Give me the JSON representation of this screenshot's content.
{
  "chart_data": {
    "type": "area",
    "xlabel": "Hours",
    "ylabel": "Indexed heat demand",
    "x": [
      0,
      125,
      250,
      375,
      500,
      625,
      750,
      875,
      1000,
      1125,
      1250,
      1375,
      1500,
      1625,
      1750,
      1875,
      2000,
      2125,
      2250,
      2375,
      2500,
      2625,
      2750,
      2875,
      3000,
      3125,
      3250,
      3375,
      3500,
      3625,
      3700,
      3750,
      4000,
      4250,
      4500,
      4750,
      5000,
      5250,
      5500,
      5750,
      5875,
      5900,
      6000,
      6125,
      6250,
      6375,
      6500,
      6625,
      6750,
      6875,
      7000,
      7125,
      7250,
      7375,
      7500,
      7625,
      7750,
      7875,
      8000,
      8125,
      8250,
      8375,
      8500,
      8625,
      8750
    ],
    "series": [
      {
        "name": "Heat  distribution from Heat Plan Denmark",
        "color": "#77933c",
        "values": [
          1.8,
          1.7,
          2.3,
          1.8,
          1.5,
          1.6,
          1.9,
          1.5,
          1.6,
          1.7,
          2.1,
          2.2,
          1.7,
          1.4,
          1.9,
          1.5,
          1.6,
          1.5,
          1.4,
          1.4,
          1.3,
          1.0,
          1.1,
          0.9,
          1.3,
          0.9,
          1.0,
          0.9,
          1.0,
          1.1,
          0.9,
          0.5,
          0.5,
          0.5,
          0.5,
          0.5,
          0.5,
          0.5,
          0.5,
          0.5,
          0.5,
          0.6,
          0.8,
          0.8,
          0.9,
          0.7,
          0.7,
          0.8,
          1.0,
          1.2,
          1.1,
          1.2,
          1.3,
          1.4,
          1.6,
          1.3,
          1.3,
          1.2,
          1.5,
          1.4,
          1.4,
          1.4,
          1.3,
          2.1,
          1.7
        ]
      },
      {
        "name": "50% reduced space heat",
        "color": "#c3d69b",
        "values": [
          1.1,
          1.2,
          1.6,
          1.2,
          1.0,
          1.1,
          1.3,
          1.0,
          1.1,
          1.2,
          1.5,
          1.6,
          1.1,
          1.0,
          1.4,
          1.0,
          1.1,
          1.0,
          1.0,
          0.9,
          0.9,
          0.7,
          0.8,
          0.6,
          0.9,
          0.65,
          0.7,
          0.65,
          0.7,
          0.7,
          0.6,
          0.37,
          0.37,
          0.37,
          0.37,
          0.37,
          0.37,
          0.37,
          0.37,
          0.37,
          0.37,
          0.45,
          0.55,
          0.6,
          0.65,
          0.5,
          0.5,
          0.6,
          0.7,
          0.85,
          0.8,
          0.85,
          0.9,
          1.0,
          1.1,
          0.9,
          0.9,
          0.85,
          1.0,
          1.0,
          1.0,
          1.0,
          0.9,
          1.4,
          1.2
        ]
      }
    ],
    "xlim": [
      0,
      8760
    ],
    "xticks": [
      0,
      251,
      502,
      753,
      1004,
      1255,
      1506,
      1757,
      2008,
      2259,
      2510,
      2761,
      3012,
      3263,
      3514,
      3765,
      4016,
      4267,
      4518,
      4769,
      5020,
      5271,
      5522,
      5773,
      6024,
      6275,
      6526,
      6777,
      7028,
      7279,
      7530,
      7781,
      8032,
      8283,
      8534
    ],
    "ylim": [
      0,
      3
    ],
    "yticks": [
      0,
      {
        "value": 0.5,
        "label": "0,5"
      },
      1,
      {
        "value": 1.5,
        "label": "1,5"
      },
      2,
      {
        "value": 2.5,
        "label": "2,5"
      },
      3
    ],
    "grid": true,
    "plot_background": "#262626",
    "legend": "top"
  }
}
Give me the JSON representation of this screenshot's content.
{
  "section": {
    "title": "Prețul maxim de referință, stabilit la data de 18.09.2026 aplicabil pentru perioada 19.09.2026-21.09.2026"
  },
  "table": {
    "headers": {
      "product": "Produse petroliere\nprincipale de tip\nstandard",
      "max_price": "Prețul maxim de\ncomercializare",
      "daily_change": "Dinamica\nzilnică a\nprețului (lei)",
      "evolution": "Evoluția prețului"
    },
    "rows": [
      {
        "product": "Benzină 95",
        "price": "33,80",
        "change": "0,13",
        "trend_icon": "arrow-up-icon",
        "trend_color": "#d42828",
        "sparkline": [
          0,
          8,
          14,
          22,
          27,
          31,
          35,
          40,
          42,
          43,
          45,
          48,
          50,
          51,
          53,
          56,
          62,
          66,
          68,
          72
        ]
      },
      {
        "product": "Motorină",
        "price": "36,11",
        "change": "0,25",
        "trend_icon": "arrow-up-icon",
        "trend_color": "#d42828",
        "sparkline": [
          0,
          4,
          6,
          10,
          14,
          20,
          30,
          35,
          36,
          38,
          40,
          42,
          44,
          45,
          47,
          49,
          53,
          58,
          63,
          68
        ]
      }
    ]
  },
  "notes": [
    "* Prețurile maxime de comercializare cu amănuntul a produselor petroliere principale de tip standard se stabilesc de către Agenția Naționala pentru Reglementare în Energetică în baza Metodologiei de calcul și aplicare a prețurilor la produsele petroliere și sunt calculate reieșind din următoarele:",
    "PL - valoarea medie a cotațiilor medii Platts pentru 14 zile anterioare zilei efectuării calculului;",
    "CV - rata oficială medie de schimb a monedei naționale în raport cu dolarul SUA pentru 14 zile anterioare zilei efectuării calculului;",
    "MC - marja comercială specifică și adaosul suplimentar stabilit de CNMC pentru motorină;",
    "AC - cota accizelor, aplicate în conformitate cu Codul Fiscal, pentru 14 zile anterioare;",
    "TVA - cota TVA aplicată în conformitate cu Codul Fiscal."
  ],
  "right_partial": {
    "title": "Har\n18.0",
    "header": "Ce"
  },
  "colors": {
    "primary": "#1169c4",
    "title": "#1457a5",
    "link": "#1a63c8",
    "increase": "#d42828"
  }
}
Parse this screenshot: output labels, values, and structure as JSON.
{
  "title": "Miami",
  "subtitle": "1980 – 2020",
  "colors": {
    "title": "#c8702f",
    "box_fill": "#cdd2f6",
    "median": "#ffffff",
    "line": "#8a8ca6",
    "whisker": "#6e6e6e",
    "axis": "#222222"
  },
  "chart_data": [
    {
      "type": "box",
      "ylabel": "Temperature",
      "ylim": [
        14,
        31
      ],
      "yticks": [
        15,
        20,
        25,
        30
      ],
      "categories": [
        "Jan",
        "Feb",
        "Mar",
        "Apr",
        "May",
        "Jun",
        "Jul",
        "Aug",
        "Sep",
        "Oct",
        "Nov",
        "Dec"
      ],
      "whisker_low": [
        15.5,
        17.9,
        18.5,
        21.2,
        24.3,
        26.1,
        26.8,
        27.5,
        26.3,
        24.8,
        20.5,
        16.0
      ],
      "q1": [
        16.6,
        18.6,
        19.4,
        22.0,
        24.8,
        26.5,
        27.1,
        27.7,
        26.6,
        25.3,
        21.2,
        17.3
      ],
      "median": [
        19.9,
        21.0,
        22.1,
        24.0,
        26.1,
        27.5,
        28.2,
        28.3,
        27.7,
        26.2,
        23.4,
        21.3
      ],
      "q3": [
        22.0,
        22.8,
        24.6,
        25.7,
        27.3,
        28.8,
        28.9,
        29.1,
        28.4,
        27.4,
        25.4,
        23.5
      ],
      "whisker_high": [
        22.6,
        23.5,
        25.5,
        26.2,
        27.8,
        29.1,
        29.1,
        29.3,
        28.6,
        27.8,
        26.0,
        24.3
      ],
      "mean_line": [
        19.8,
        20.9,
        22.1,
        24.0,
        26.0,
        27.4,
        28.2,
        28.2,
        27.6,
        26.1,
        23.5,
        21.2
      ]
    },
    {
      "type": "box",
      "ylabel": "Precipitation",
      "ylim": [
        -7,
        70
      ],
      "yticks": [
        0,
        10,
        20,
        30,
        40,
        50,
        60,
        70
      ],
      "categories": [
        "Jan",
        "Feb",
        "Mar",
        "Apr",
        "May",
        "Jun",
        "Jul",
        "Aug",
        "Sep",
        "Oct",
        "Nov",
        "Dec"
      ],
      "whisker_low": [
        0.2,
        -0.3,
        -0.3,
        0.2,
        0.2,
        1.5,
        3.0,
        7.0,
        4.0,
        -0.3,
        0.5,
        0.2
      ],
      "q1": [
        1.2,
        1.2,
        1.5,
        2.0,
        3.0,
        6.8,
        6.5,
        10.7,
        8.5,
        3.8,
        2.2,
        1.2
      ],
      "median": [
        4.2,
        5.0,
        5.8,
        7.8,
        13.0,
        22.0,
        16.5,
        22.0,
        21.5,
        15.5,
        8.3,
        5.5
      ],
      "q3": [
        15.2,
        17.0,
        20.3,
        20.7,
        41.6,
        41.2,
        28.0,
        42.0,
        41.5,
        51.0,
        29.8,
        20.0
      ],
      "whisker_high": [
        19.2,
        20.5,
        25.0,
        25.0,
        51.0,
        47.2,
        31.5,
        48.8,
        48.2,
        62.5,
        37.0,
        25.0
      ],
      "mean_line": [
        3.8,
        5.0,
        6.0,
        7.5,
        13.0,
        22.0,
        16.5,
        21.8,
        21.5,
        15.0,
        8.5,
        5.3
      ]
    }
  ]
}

▬▬▬

## WHAT YOU WILL DO
Reply with nothing except the number of lines in the listing above that include "calculului".

## EXERCISE SOLUTION
2